* **Supplied material**

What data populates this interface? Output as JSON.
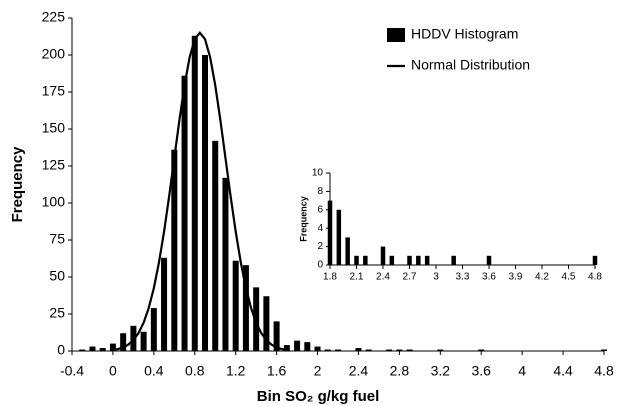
{
  "chart_data": [
    {
      "type": "bar",
      "xlabel": "Bin SO₂ g/kg fuel",
      "ylabel": "Frequency",
      "xlim": [
        -0.4,
        4.8
      ],
      "xticks": [
        -0.4,
        0,
        0.4,
        0.8,
        1.2,
        1.6,
        2,
        2.4,
        2.8,
        3.2,
        3.6,
        4,
        4.4,
        4.8
      ],
      "ylim": [
        0,
        225
      ],
      "yticks": [
        0,
        25,
        50,
        75,
        100,
        125,
        150,
        175,
        200,
        225
      ],
      "legend": "upper-right",
      "series": [
        {
          "name": "HDDV Histogram",
          "type": "bar",
          "color": "#000000",
          "x": [
            -0.3,
            -0.2,
            -0.1,
            0,
            0.1,
            0.2,
            0.3,
            0.4,
            0.5,
            0.6,
            0.7,
            0.8,
            0.9,
            1,
            1.1,
            1.2,
            1.3,
            1.4,
            1.5,
            1.6,
            1.7,
            1.8,
            1.9,
            2,
            2.1,
            2.2,
            2.3,
            2.4,
            2.5,
            2.6,
            2.7,
            2.8,
            2.9,
            3,
            3.1,
            3.2,
            3.3,
            3.4,
            3.5,
            3.6,
            3.7,
            3.8,
            3.9,
            4,
            4.1,
            4.2,
            4.3,
            4.4,
            4.5,
            4.6,
            4.7,
            4.8
          ],
          "values": [
            1,
            3,
            2,
            5,
            12,
            17,
            13,
            29,
            63,
            136,
            186,
            213,
            200,
            142,
            117,
            61,
            58,
            43,
            37,
            20,
            4,
            7,
            6,
            3,
            1,
            1,
            0,
            2,
            1,
            0,
            1,
            1,
            1,
            0,
            0,
            1,
            0,
            0,
            0,
            1,
            0,
            0,
            0,
            0,
            0,
            0,
            0,
            0,
            0,
            0,
            0,
            1
          ]
        },
        {
          "name": "Normal Distribution",
          "type": "line",
          "color": "#000000",
          "x": [
            0,
            0.05,
            0.1,
            0.15,
            0.2,
            0.25,
            0.3,
            0.35,
            0.4,
            0.45,
            0.5,
            0.55,
            0.6,
            0.65,
            0.7,
            0.75,
            0.8,
            0.85,
            0.9,
            0.95,
            1,
            1.05,
            1.1,
            1.15,
            1.2,
            1.25,
            1.3,
            1.35,
            1.4,
            1.45,
            1.5,
            1.55,
            1.6,
            1.65,
            1.7
          ],
          "values": [
            0.7,
            1.3,
            2.4,
            4.3,
            7.3,
            12.1,
            19.1,
            29.1,
            42.5,
            59.8,
            80.7,
            104.7,
            130.4,
            156.1,
            179.6,
            198.5,
            210.7,
            215,
            210.7,
            198.5,
            179.6,
            156.1,
            130.4,
            104.7,
            80.7,
            59.8,
            42.5,
            29.1,
            19.1,
            12.1,
            7.3,
            4.3,
            2.4,
            1.3,
            0.7
          ]
        }
      ]
    },
    {
      "type": "bar",
      "ylabel": "Frequency",
      "xlim": [
        1.8,
        4.8
      ],
      "xticks": [
        1.8,
        2.1,
        2.4,
        2.7,
        3,
        3.3,
        3.6,
        3.9,
        4.2,
        4.5,
        4.8
      ],
      "ylim": [
        0,
        10
      ],
      "yticks": [
        0,
        2,
        4,
        6,
        8,
        10
      ],
      "series": [
        {
          "type": "bar",
          "color": "#000000",
          "x": [
            1.8,
            1.9,
            2,
            2.1,
            2.2,
            2.3,
            2.4,
            2.5,
            2.6,
            2.7,
            2.8,
            2.9,
            3,
            3.1,
            3.2,
            3.3,
            3.4,
            3.5,
            3.6,
            3.7,
            3.8,
            3.9,
            4,
            4.1,
            4.2,
            4.3,
            4.4,
            4.5,
            4.6,
            4.7,
            4.8
          ],
          "values": [
            7,
            6,
            3,
            1,
            1,
            0,
            2,
            1,
            0,
            1,
            1,
            1,
            0,
            0,
            1,
            0,
            0,
            0,
            1,
            0,
            0,
            0,
            0,
            0,
            0,
            0,
            0,
            0,
            0,
            0,
            1
          ]
        }
      ]
    }
  ]
}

* **What to work on**
Copy each line of the data above that holds "name".

* **Complete response**
          "name": "HDDV Histogram",
          "name": "Normal Distribution",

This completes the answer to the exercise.